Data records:
+++++

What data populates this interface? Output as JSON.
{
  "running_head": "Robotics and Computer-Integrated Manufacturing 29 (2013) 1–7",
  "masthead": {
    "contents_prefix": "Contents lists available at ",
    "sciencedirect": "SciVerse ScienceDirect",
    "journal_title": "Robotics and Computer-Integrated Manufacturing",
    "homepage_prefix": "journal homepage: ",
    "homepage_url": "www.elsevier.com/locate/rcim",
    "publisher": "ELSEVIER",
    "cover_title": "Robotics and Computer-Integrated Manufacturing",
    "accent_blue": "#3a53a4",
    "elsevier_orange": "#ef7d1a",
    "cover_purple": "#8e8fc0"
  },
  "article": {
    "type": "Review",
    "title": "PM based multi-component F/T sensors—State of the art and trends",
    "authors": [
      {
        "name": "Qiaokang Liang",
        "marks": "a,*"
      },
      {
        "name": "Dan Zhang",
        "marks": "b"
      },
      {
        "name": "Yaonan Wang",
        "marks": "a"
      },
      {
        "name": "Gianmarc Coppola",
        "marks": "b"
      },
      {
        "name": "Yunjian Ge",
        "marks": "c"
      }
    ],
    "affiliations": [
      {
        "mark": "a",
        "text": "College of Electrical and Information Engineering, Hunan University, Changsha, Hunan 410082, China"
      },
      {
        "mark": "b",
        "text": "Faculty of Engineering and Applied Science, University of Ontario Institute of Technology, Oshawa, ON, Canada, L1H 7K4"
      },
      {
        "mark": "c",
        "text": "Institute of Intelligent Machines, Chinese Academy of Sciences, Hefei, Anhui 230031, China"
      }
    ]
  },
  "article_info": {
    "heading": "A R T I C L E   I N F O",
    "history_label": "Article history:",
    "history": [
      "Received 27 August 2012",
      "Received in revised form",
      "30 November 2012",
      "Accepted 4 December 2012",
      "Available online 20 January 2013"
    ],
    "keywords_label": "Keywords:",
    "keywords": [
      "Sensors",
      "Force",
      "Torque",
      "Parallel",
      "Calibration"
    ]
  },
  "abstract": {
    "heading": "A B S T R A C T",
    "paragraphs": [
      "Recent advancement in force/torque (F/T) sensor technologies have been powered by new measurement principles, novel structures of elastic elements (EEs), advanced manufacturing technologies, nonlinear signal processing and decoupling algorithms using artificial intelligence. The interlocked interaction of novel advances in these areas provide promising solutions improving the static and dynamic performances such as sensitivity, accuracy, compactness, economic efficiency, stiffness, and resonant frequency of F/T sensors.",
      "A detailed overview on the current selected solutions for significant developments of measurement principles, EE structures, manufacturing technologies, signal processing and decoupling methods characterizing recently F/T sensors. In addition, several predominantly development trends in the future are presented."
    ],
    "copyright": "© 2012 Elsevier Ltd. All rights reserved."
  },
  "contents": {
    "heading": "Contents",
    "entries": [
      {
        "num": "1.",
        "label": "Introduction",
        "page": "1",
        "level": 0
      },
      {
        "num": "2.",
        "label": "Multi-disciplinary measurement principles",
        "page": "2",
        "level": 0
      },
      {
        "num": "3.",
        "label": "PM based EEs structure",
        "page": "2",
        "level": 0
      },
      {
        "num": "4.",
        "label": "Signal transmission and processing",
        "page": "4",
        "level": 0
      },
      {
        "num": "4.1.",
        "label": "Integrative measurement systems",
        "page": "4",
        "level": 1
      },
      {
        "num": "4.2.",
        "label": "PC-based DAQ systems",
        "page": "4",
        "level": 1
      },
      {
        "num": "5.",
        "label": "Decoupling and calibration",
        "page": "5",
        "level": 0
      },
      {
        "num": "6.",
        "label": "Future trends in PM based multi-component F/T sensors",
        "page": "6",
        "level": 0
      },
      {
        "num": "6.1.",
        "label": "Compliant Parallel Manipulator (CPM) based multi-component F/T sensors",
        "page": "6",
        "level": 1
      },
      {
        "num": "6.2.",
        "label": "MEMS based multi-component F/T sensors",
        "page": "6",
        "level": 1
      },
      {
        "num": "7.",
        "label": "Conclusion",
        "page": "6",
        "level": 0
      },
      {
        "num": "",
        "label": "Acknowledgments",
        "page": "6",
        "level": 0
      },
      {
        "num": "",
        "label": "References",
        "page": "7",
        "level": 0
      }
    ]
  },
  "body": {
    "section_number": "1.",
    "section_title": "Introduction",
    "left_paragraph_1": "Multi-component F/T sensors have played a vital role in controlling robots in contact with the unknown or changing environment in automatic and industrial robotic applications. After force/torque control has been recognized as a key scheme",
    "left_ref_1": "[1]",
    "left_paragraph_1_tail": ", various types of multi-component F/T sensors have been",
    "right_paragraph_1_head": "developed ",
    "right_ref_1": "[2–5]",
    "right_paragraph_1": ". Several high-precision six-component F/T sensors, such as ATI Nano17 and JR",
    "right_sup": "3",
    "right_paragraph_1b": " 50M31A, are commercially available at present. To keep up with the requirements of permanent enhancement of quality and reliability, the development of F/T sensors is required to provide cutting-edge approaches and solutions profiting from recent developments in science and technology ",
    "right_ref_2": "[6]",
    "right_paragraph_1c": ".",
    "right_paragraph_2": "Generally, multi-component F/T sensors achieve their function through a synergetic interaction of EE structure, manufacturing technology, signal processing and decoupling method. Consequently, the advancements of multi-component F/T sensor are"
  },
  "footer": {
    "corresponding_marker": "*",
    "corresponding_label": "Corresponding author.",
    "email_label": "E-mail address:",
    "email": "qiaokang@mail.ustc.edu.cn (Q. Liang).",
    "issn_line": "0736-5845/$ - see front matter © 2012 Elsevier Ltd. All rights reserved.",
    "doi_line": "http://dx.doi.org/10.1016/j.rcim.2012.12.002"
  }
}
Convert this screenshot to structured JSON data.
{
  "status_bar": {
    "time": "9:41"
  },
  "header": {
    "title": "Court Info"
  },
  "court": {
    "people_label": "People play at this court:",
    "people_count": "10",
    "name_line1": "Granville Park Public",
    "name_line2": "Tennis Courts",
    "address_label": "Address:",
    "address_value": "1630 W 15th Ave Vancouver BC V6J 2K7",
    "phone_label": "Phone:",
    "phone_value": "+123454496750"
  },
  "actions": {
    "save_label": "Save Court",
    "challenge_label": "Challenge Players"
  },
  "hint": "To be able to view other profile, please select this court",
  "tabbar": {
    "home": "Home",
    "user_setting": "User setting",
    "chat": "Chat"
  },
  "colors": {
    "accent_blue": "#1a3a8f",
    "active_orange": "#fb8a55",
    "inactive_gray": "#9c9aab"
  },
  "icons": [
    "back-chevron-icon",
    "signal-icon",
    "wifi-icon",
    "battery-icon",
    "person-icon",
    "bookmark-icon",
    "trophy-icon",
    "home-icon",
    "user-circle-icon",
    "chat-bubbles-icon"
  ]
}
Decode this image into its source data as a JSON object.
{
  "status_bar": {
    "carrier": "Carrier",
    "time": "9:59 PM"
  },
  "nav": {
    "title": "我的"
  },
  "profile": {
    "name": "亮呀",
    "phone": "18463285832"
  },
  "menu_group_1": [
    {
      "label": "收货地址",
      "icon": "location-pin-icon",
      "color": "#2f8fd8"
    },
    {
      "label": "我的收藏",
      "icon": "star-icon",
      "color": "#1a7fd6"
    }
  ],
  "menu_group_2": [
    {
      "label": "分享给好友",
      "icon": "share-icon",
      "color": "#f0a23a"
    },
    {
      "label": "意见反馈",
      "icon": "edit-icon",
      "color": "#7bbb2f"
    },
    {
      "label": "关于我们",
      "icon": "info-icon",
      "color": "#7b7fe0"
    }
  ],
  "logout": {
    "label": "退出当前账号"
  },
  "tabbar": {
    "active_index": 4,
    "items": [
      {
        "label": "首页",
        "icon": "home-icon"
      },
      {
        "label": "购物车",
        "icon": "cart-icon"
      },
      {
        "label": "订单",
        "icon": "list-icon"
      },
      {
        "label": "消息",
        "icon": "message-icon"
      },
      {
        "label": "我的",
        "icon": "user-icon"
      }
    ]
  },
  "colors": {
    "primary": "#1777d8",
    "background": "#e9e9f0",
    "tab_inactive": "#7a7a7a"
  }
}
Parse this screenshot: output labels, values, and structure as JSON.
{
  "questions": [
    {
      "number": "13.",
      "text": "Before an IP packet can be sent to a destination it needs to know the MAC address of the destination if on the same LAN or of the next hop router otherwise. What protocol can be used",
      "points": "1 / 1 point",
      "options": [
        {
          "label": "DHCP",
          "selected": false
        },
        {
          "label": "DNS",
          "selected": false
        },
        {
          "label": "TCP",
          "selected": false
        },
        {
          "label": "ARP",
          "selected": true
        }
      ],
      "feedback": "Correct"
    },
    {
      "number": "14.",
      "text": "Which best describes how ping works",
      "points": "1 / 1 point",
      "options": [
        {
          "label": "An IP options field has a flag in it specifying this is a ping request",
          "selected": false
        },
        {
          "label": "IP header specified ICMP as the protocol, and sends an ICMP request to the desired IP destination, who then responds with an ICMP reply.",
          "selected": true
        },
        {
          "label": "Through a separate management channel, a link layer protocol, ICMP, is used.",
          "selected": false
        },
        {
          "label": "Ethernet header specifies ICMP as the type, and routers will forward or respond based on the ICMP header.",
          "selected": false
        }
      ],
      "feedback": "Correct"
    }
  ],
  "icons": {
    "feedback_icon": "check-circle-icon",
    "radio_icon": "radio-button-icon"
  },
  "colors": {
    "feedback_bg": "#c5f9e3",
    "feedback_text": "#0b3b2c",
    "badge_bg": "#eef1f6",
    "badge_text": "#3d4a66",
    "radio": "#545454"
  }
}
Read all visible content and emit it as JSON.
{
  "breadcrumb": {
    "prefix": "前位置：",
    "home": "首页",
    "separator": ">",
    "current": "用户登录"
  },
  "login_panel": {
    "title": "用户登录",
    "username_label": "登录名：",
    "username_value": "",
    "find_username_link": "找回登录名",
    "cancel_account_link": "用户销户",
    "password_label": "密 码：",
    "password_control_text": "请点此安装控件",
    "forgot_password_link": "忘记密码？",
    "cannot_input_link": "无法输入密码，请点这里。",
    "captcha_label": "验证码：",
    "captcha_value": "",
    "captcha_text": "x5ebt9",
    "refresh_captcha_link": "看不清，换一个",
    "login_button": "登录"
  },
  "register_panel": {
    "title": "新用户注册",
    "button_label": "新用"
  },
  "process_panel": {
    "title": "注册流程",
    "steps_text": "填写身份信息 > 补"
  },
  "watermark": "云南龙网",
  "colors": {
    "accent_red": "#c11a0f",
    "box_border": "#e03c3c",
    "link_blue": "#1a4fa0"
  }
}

+++++

§ SET EXERCISE: In the entries above, identify every line with the string "heading".

§ RESPONSE FOR THIS EXERCISE:
    "heading": "A R T I C L E   I N F O",
    "heading": "A B S T R A C T",
    "heading": "Contents",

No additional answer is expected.